■ Dataset records:
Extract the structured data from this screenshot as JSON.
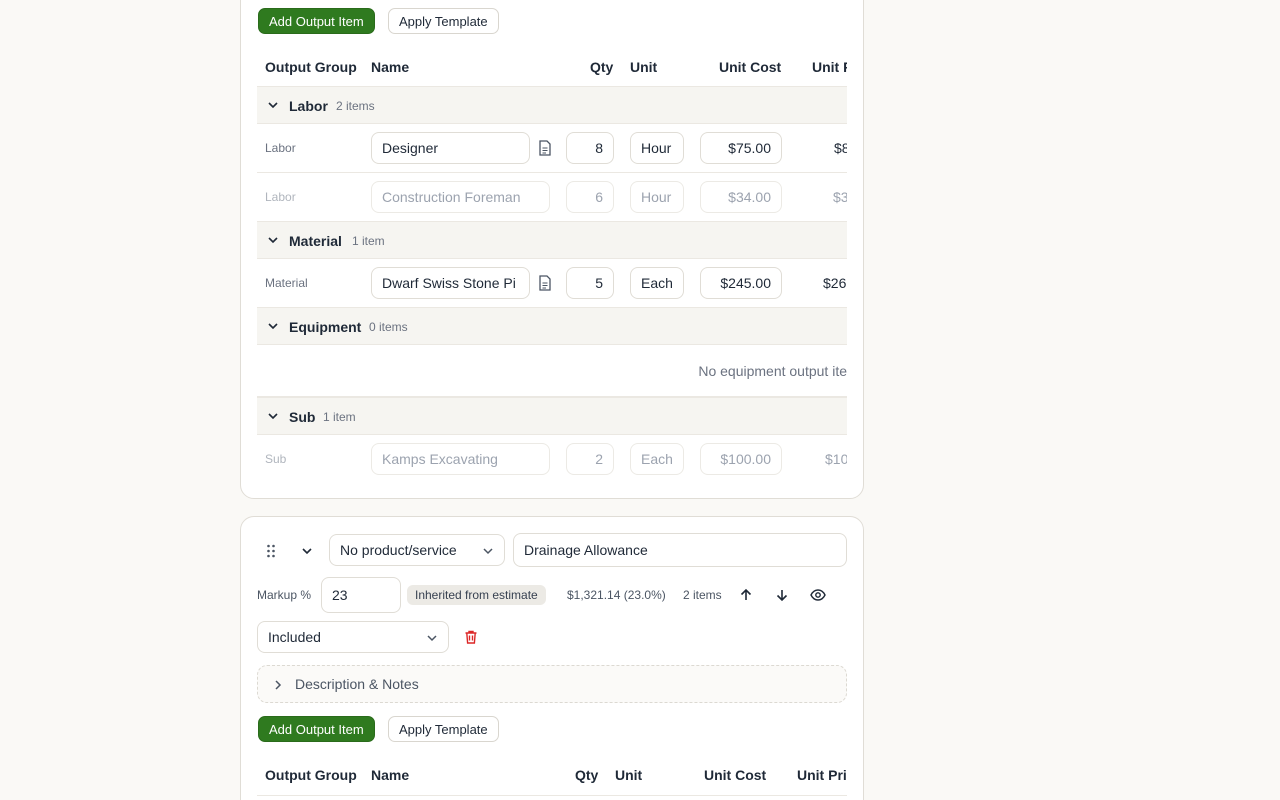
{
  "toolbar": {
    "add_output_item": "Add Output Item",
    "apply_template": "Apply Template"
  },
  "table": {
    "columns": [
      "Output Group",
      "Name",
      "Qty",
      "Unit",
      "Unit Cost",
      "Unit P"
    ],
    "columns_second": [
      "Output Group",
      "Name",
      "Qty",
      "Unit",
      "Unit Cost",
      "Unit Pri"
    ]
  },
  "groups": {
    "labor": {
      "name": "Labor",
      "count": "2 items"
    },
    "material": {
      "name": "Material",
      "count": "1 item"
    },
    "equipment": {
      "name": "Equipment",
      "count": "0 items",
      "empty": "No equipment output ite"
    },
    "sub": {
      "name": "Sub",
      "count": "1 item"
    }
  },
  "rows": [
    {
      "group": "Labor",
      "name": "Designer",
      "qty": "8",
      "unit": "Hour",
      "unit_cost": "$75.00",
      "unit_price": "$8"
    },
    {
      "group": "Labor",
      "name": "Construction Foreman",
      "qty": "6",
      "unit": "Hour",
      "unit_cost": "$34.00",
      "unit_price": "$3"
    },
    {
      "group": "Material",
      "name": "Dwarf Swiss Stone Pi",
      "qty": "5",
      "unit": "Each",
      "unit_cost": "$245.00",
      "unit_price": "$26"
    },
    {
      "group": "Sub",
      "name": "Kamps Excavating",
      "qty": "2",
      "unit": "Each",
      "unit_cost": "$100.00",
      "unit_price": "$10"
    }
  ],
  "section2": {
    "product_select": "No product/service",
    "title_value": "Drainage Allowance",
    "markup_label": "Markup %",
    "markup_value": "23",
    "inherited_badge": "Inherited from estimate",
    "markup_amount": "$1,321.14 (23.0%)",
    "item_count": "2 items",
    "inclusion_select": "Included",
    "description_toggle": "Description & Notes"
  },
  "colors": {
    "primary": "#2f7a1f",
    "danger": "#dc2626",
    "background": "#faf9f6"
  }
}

■ Task brief: Repeat the preceding records precisely, and leave every picture out of the copy.

■ Completed task:
Extract the structured data from this screenshot as JSON.
{
  "toolbar": {
    "add_output_item": "Add Output Item",
    "apply_template": "Apply Template"
  },
  "table": {
    "columns": [
      "Output Group",
      "Name",
      "Qty",
      "Unit",
      "Unit Cost",
      "Unit P"
    ],
    "columns_second": [
      "Output Group",
      "Name",
      "Qty",
      "Unit",
      "Unit Cost",
      "Unit Pri"
    ]
  },
  "groups": {
    "labor": {
      "name": "Labor",
      "count": "2 items"
    },
    "material": {
      "name": "Material",
      "count": "1 item"
    },
    "equipment": {
      "name": "Equipment",
      "count": "0 items",
      "empty": "No equipment output ite"
    },
    "sub": {
      "name": "Sub",
      "count": "1 item"
    }
  },
  "rows": [
    {
      "group": "Labor",
      "name": "Designer",
      "qty": "8",
      "unit": "Hour",
      "unit_cost": "$75.00",
      "unit_price": "$8"
    },
    {
      "group": "Labor",
      "name": "Construction Foreman",
      "qty": "6",
      "unit": "Hour",
      "unit_cost": "$34.00",
      "unit_price": "$3"
    },
    {
      "group": "Material",
      "name": "Dwarf Swiss Stone Pi",
      "qty": "5",
      "unit": "Each",
      "unit_cost": "$245.00",
      "unit_price": "$26"
    },
    {
      "group": "Sub",
      "name": "Kamps Excavating",
      "qty": "2",
      "unit": "Each",
      "unit_cost": "$100.00",
      "unit_price": "$10"
    }
  ],
  "section2": {
    "product_select": "No product/service",
    "title_value": "Drainage Allowance",
    "markup_label": "Markup %",
    "markup_value": "23",
    "inherited_badge": "Inherited from estimate",
    "markup_amount": "$1,321.14 (23.0%)",
    "item_count": "2 items",
    "inclusion_select": "Included",
    "description_toggle": "Description & Notes"
  },
  "colors": {
    "primary": "#2f7a1f",
    "danger": "#dc2626",
    "background": "#faf9f6"
  }
}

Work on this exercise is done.